(STATED TASK):
Reproduce the material below line for line, keeping every character unchanged.

(SUPPLIED INFORMATION):
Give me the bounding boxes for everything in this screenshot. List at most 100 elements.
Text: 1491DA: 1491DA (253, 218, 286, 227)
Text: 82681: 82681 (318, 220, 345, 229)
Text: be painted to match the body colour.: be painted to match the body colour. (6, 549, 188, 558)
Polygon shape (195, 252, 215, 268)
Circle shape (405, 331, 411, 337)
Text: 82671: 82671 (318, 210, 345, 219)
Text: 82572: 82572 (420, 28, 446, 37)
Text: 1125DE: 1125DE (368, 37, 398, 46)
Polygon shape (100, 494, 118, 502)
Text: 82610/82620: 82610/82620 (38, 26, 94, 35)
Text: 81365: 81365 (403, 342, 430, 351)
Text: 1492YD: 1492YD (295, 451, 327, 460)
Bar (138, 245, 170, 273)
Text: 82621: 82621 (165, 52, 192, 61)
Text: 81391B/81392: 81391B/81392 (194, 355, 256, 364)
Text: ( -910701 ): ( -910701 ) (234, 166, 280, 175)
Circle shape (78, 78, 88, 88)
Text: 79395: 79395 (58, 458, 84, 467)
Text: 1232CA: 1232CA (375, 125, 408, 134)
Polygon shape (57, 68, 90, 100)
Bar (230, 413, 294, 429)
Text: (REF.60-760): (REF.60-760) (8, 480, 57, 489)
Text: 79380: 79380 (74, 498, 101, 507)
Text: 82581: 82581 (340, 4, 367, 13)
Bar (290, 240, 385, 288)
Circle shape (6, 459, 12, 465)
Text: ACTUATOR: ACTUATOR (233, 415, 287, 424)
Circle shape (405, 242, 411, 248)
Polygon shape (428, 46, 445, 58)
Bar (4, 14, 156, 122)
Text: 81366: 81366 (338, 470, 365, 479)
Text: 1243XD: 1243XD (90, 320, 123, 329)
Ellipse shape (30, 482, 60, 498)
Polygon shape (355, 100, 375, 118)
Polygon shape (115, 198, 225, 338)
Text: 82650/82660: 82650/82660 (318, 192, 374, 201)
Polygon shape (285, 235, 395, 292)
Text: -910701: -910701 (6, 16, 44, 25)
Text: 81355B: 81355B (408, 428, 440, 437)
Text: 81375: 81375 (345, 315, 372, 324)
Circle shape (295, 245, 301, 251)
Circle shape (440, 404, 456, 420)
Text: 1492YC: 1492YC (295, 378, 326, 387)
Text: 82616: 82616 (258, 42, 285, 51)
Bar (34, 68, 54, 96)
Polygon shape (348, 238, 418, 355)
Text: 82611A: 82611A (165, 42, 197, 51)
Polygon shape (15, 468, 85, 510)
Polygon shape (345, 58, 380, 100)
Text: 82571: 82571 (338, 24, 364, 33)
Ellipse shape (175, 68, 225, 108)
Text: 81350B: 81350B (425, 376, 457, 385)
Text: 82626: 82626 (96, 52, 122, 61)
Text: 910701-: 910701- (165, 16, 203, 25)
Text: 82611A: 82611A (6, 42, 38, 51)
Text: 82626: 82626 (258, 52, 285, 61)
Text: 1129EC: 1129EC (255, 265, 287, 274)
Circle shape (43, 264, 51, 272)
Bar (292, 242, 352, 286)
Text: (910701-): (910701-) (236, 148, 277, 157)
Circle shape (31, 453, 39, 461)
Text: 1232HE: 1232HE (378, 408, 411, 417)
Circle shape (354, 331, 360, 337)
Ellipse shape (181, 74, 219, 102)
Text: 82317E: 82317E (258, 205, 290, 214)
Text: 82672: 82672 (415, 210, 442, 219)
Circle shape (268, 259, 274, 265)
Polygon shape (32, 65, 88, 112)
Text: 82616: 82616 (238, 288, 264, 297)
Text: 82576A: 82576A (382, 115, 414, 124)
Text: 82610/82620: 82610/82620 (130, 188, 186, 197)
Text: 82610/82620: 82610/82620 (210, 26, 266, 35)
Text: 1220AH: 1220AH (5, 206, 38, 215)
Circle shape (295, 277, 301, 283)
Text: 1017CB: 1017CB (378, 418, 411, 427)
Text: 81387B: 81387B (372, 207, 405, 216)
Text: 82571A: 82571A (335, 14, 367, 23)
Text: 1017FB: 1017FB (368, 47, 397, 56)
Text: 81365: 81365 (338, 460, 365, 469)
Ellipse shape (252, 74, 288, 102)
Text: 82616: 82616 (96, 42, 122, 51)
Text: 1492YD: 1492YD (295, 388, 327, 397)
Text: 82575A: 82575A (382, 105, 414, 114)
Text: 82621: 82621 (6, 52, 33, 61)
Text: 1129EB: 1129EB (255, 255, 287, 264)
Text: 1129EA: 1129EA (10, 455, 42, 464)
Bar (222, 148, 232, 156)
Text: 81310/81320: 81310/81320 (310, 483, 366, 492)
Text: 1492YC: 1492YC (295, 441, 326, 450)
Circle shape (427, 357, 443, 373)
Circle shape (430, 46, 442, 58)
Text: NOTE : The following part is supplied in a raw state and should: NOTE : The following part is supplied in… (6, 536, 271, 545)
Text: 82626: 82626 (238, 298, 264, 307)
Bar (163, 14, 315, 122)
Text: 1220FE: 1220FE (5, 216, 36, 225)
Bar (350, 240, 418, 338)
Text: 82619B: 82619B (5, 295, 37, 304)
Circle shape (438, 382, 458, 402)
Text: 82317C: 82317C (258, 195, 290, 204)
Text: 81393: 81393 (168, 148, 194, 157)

(EXERCISE RESPONSE):
Give me the bounding boxes for everything in this screenshot. List at most 100 elements.
Text: 1491DA: 1491DA (253, 218, 286, 227)
Text: 82681: 82681 (318, 220, 345, 229)
Text: be painted to match the body colour.: be painted to match the body colour. (6, 549, 188, 558)
Polygon shape (195, 252, 215, 268)
Circle shape (405, 331, 411, 337)
Text: 82671: 82671 (318, 210, 345, 219)
Text: 82572: 82572 (420, 28, 446, 37)
Text: 1125DE: 1125DE (368, 37, 398, 46)
Polygon shape (100, 494, 118, 502)
Text: 82610/82620: 82610/82620 (38, 26, 94, 35)
Text: 81365: 81365 (403, 342, 430, 351)
Text: 1492YD: 1492YD (295, 451, 327, 460)
Bar (138, 245, 170, 273)
Text: 82621: 82621 (165, 52, 192, 61)
Text: 81391B/81392: 81391B/81392 (194, 355, 256, 364)
Text: ( -910701 ): ( -910701 ) (234, 166, 280, 175)
Circle shape (78, 78, 88, 88)
Text: 79395: 79395 (58, 458, 84, 467)
Text: 1232CA: 1232CA (375, 125, 408, 134)
Polygon shape (57, 68, 90, 100)
Bar (230, 413, 294, 429)
Text: (REF.60-760): (REF.60-760) (8, 480, 57, 489)
Text: 79380: 79380 (74, 498, 101, 507)
Text: 82581: 82581 (340, 4, 367, 13)
Bar (290, 240, 385, 288)
Circle shape (6, 459, 12, 465)
Text: ACTUATOR: ACTUATOR (233, 415, 287, 424)
Circle shape (405, 242, 411, 248)
Polygon shape (428, 46, 445, 58)
Bar (4, 14, 156, 122)
Text: 81366: 81366 (338, 470, 365, 479)
Text: 1243XD: 1243XD (90, 320, 123, 329)
Ellipse shape (30, 482, 60, 498)
Polygon shape (355, 100, 375, 118)
Polygon shape (115, 198, 225, 338)
Text: 82650/82660: 82650/82660 (318, 192, 374, 201)
Polygon shape (285, 235, 395, 292)
Text: -910701: -910701 (6, 16, 44, 25)
Text: 81355B: 81355B (408, 428, 440, 437)
Text: 81375: 81375 (345, 315, 372, 324)
Circle shape (295, 245, 301, 251)
Circle shape (440, 404, 456, 420)
Text: 1492YC: 1492YC (295, 378, 326, 387)
Text: 82616: 82616 (258, 42, 285, 51)
Bar (34, 68, 54, 96)
Polygon shape (348, 238, 418, 355)
Text: 82611A: 82611A (165, 42, 197, 51)
Polygon shape (15, 468, 85, 510)
Polygon shape (345, 58, 380, 100)
Text: 82571: 82571 (338, 24, 364, 33)
Ellipse shape (175, 68, 225, 108)
Text: 81350B: 81350B (425, 376, 457, 385)
Text: 82626: 82626 (96, 52, 122, 61)
Text: 910701-: 910701- (165, 16, 203, 25)
Text: 82611A: 82611A (6, 42, 38, 51)
Text: 82626: 82626 (258, 52, 285, 61)
Text: 1129EC: 1129EC (255, 265, 287, 274)
Circle shape (43, 264, 51, 272)
Bar (292, 242, 352, 286)
Text: (910701-): (910701-) (236, 148, 277, 157)
Circle shape (31, 453, 39, 461)
Text: 1232HE: 1232HE (378, 408, 411, 417)
Circle shape (354, 331, 360, 337)
Ellipse shape (181, 74, 219, 102)
Text: 82317E: 82317E (258, 205, 290, 214)
Text: 82672: 82672 (415, 210, 442, 219)
Circle shape (268, 259, 274, 265)
Polygon shape (32, 65, 88, 112)
Text: 82616: 82616 (238, 288, 264, 297)
Text: 82576A: 82576A (382, 115, 414, 124)
Text: 82610/82620: 82610/82620 (130, 188, 186, 197)
Text: 82610/82620: 82610/82620 (210, 26, 266, 35)
Text: 1220AH: 1220AH (5, 206, 38, 215)
Circle shape (295, 277, 301, 283)
Text: 1017CB: 1017CB (378, 418, 411, 427)
Text: 81387B: 81387B (372, 207, 405, 216)
Text: 82571A: 82571A (335, 14, 367, 23)
Text: 1017FB: 1017FB (368, 47, 397, 56)
Text: 81365: 81365 (338, 460, 365, 469)
Ellipse shape (252, 74, 288, 102)
Text: 82616: 82616 (96, 42, 122, 51)
Text: 1492YD: 1492YD (295, 388, 327, 397)
Text: 82575A: 82575A (382, 105, 414, 114)
Text: 82621: 82621 (6, 52, 33, 61)
Text: 1129EB: 1129EB (255, 255, 287, 264)
Text: 1129EA: 1129EA (10, 455, 42, 464)
Bar (222, 148, 232, 156)
Text: 81310/81320: 81310/81320 (310, 483, 366, 492)
Text: 1492YC: 1492YC (295, 441, 326, 450)
Circle shape (427, 357, 443, 373)
Circle shape (430, 46, 442, 58)
Text: NOTE : The following part is supplied in a raw state and should: NOTE : The following part is supplied in… (6, 536, 271, 545)
Text: 82626: 82626 (238, 298, 264, 307)
Bar (163, 14, 315, 122)
Text: 1220FE: 1220FE (5, 216, 36, 225)
Bar (350, 240, 418, 338)
Text: 82619B: 82619B (5, 295, 37, 304)
Circle shape (438, 382, 458, 402)
Text: 82317C: 82317C (258, 195, 290, 204)
Text: 81393: 81393 (168, 148, 194, 157)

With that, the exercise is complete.